(Dataset records on visual material)
Start

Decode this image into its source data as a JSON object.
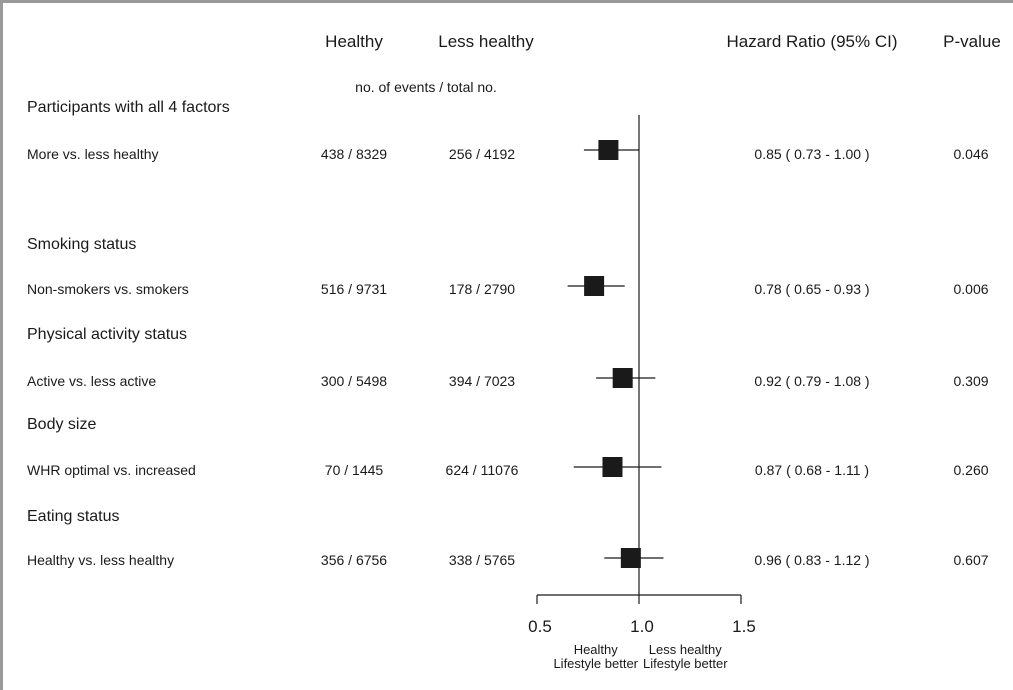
{
  "header": {
    "col_healthy": "Healthy",
    "col_less_healthy": "Less healthy",
    "col_hr": "Hazard Ratio (95% CI)",
    "col_p": "P-value",
    "subheader": "no. of events / total no."
  },
  "chart_data": {
    "type": "forest",
    "xlim": [
      0.5,
      1.5
    ],
    "reference_line": 1.0,
    "x_ticks": [
      "0.5",
      "1.0",
      "1.5"
    ],
    "footer_left": [
      "Healthy",
      "Lifestyle better"
    ],
    "footer_right": [
      "Less healthy",
      "Lifestyle  better"
    ],
    "sections": [
      {
        "title": "Participants with all 4 factors",
        "row": {
          "label": "More vs. less healthy",
          "healthy": "438 / 8329",
          "less": "256 /  4192",
          "hr": 0.85,
          "lo": 0.73,
          "hi": 1.0,
          "ci_text": "0.85 ( 0.73 - 1.00 )",
          "p": "0.046"
        }
      },
      {
        "title": "Smoking status",
        "row": {
          "label": "Non-smokers vs. smokers",
          "healthy": "516 / 9731",
          "less": "178 /  2790",
          "hr": 0.78,
          "lo": 0.65,
          "hi": 0.93,
          "ci_text": "0.78 ( 0.65 - 0.93 )",
          "p": "0.006"
        }
      },
      {
        "title": "Physical activity status",
        "row": {
          "label": "Active vs. less active",
          "healthy": "300 / 5498",
          "less": "394 /  7023",
          "hr": 0.92,
          "lo": 0.79,
          "hi": 1.08,
          "ci_text": "0.92 ( 0.79 - 1.08 )",
          "p": "0.309"
        }
      },
      {
        "title": "Body size",
        "row": {
          "label": "WHR optimal vs. increased",
          "healthy": "70 / 1445",
          "less": "624 / 11076",
          "hr": 0.87,
          "lo": 0.68,
          "hi": 1.11,
          "ci_text": "0.87 ( 0.68 - 1.11 )",
          "p": "0.260"
        }
      },
      {
        "title": "Eating status",
        "row": {
          "label": "Healthy vs. less healthy",
          "healthy": "356 / 6756",
          "less": "338 /  5765",
          "hr": 0.96,
          "lo": 0.83,
          "hi": 1.12,
          "ci_text": "0.96 ( 0.83 - 1.12 )",
          "p": "0.607"
        }
      }
    ]
  }
}
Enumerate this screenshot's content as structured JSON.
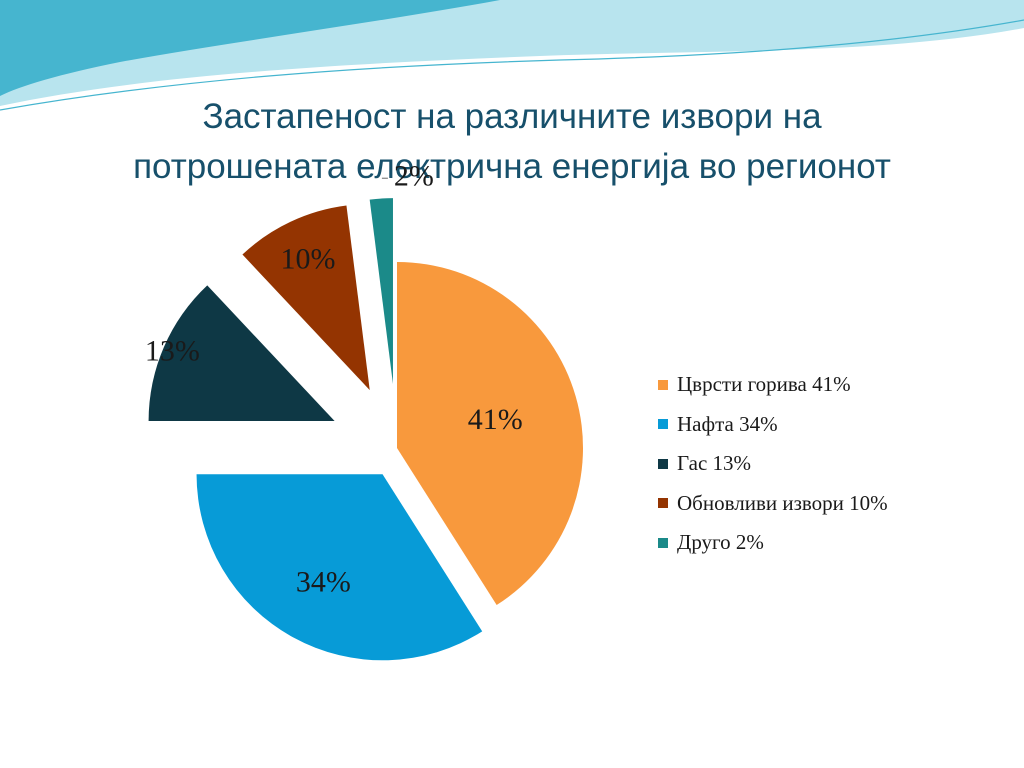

End

- Exercise: In your copy of the listing above, reproduce each line exactly and omit all pictures.

- Solution for this task:
Decode this image into its source data as a JSON object.
{
  "header": {
    "col_healthy": "Healthy",
    "col_less_healthy": "Less healthy",
    "col_hr": "Hazard Ratio (95% CI)",
    "col_p": "P-value",
    "subheader": "no. of events / total no."
  },
  "chart_data": {
    "type": "forest",
    "xlim": [
      0.5,
      1.5
    ],
    "reference_line": 1.0,
    "x_ticks": [
      "0.5",
      "1.0",
      "1.5"
    ],
    "footer_left": [
      "Healthy",
      "Lifestyle better"
    ],
    "footer_right": [
      "Less healthy",
      "Lifestyle  better"
    ],
    "sections": [
      {
        "title": "Participants with all 4 factors",
        "row": {
          "label": "More vs. less healthy",
          "healthy": "438 / 8329",
          "less": "256 /  4192",
          "hr": 0.85,
          "lo": 0.73,
          "hi": 1.0,
          "ci_text": "0.85 ( 0.73 - 1.00 )",
          "p": "0.046"
        }
      },
      {
        "title": "Smoking status",
        "row": {
          "label": "Non-smokers vs. smokers",
          "healthy": "516 / 9731",
          "less": "178 /  2790",
          "hr": 0.78,
          "lo": 0.65,
          "hi": 0.93,
          "ci_text": "0.78 ( 0.65 - 0.93 )",
          "p": "0.006"
        }
      },
      {
        "title": "Physical activity status",
        "row": {
          "label": "Active vs. less active",
          "healthy": "300 / 5498",
          "less": "394 /  7023",
          "hr": 0.92,
          "lo": 0.79,
          "hi": 1.08,
          "ci_text": "0.92 ( 0.79 - 1.08 )",
          "p": "0.309"
        }
      },
      {
        "title": "Body size",
        "row": {
          "label": "WHR optimal vs. increased",
          "healthy": "70 / 1445",
          "less": "624 / 11076",
          "hr": 0.87,
          "lo": 0.68,
          "hi": 1.11,
          "ci_text": "0.87 ( 0.68 - 1.11 )",
          "p": "0.260"
        }
      },
      {
        "title": "Eating status",
        "row": {
          "label": "Healthy vs. less healthy",
          "healthy": "356 / 6756",
          "less": "338 /  5765",
          "hr": 0.96,
          "lo": 0.83,
          "hi": 1.12,
          "ci_text": "0.96 ( 0.83 - 1.12 )",
          "p": "0.607"
        }
      }
    ]
  }
}
Enumerate this screenshot's content as structured JSON.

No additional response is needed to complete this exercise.